▶ Consignes:
a – D'après le texte sur les critères de Maastricht, pourquoi l'ancien secrétaire d'État au budget se trompe-t-il en affirmant que 3 % de déficit, « c'est 3 % de 370 milliards » ? Répondez en une à trois phrases.
b – Rédigez la suite du texte sur les critères de Maastricht, en reprenant après sa dernière phrase.

▶ Texte fourni:
^^^^^^^^^^^^^^^^

Les fameux « critères de Maastricht », improbables garants de l’orthodoxie budgétaire des États de la zone euro, sont basés sur des grandeurs qui n’ont que peu de sens d’un point de vue financier. Ils sont non seulement absurdes, mais surtout trompeurs. Petite explication.


Le 15 janvier dernier, les téléspectateurs branchés sur le débat politique dominical de la RTBF, la télévision publique belge francophone, ont assisté à un échange surréaliste. Un ancien secrétaire d’État au budget a confondu en direct budget de l’État et produit national brut du pays.


Si l’erreur est impardonnable compte tenu des responsabilités exercées durant trois ans par le personnage, elle est – hélas – parfaitement compréhensible et explicable. Tout est résumé dans l’argument que le politicien assène avec aplomb pour clore – espère-t-il – la discussion : « Lorsque je remets un document à la Commission européenne, et qu’il mentionne [que le budget de l’État présente] 3% de déficit, c’est 3% de 370 milliards ». Le ministre est dans l’erreur, puisque le budget de l’État belge est de 155 milliards d’euros : 370 milliards d’euros, c’est l’estimation du PIB de la Belgique pour 2012.


Et pourtant… Sa phrase m’a fait sursauter, car en fin de compte elle repose sur le simple bon sens. Le déficit (ou le boni) d’un budget ne devrait-il pas être comparé à ce budget lui-même plutôt qu’à une grandeur économique distincte ? 


Faire « converger » les finances publiques


Ce n’est pourtant pas l’option choisie dans le traité de Maastricht qui fonde l’union monétaire européenne. Ce traité impose aux États membres de respecter un certain nombre de critères afin de faire « converger » les économies de la zone euro. Ou plus exactement leurs finances publiques, car un seul critère est à proprement parler économique : celui du contrôle de l’inflation.


Un deuxième critère concerne en effet le taux d’intérêt sur les emprunts d’État à long terme, conséquence directe de la rigueur dans la gestion des finances publiques, comme l’illustre fort bien le fiasco grec.

^^^^^^^^^^^^^^^^

▶ Données brutes:
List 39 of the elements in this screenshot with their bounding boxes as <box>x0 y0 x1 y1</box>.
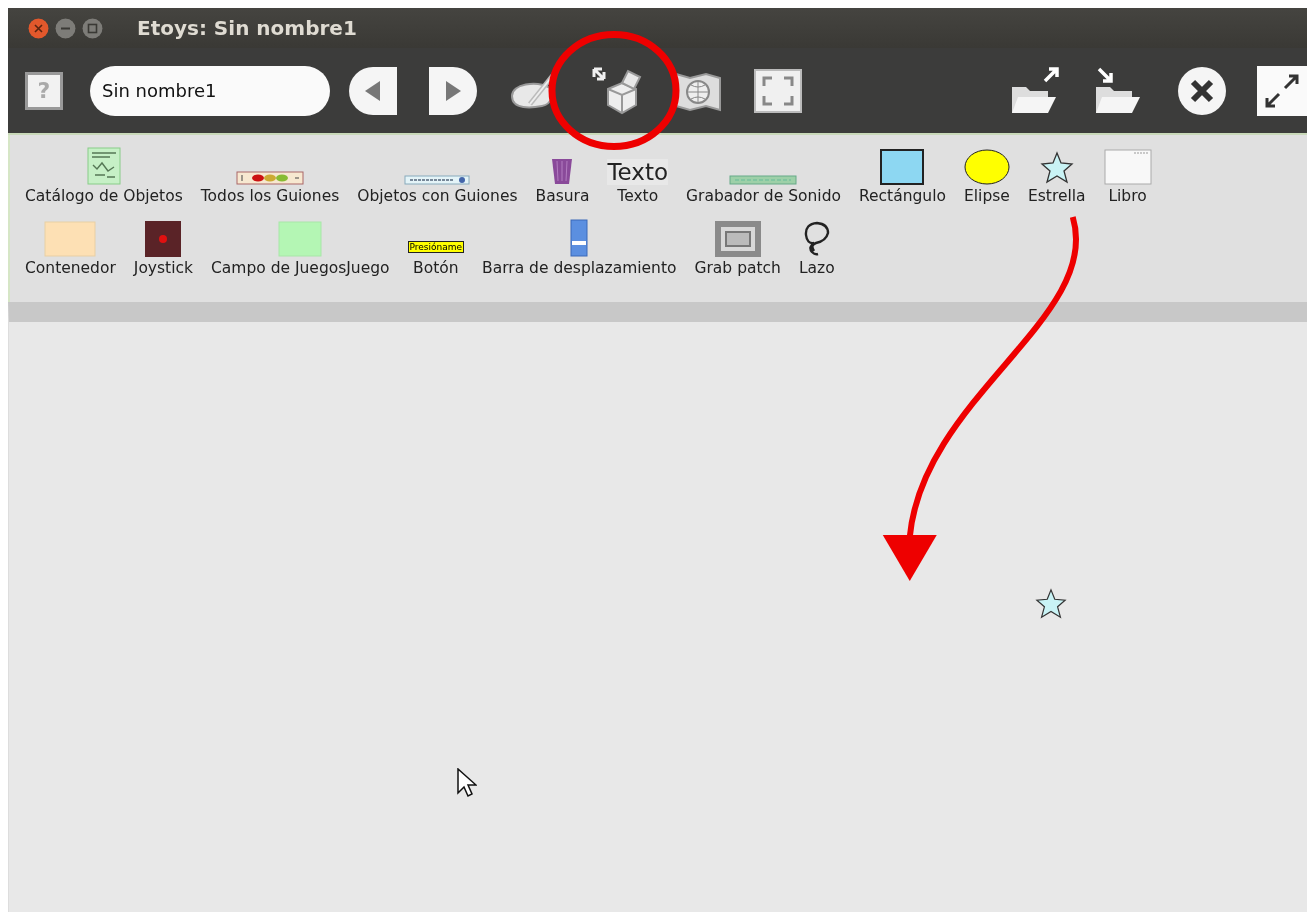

^^^^^^^^^^^^^^^^

▶ Réponses:
a – Il se trompe parce que le budget de l'État belge est de 155 milliards d'euros. Les 370 milliards d'euros qu'il cite correspondent à l'estimation du PIB de la Belgique pour 2012.

b –
Les deux derniers critères portent eux aussi sur les finances publiques et sont basés sur une comparaison entre ces dernières et le produit intérieur brut :


-          le besoin net de financement des administrations centrales, régionales et locales, y compris la sécurité sociale (c’est-à-dire le déficit du budget de l’État)ne doit pas dépasser un maximum de 3 % du produit intérieur brut du pays

-          l’endettement brut du pays ne doit pas représenter plus de 60% du produit intérieur brut


Or, le produit intérieur brut, rappelons-le, est la somme des richesses produites par l’économie d’un pays au cours d’une année donnée. Pourquoi s’en servir comme base de comparaison ?


Les dangers de la non-comparaison


Comme le rappelle un ancien commis de l’État français dans un un article paru dans La Tribune, « la bouée tous usages pour sauvetage du macro-économiste en mal de référence, c'est le PIB: tout commence et tout s'achève avec le PIB, tout ce qui est un peu gros semble pouvoir lui être raisonnablement rapporté. » Le PIB apporte donc un vernis de rationalité à une comparaison qui est en réalité particulièrement dangereuse.


Pour commencer, la règle du déficit/PIB découple la comparaison entre le déficit et le budget lui-même. Pour prendre un exemple simple : actuellement, le budget 2012 de l’État belge, sécurité sociale comprise, est de 155 milliards d’euros. Le déficit est de 10,71 milliards d’euros. Quant au PIB prévu pour 2012, le gouvernement l’estime à 382 milliards d’euros. Le ratio «déficit/PIB » prévu est 2,8%. Cela peut sembler raisonnable, même si l’existence même d’un déficit est en soi un problème.


Mais 10,71 milliards, cela représente presque 7% des dépenses publiques. Rapporté aux recettes publiques, le ratio atteint presque 7,5%. Deux chiffres nettement plus inquiétants que le « gentil » 2,8%, qui crée le sentiment – erroné – que les finances publiques sont sous contrôle.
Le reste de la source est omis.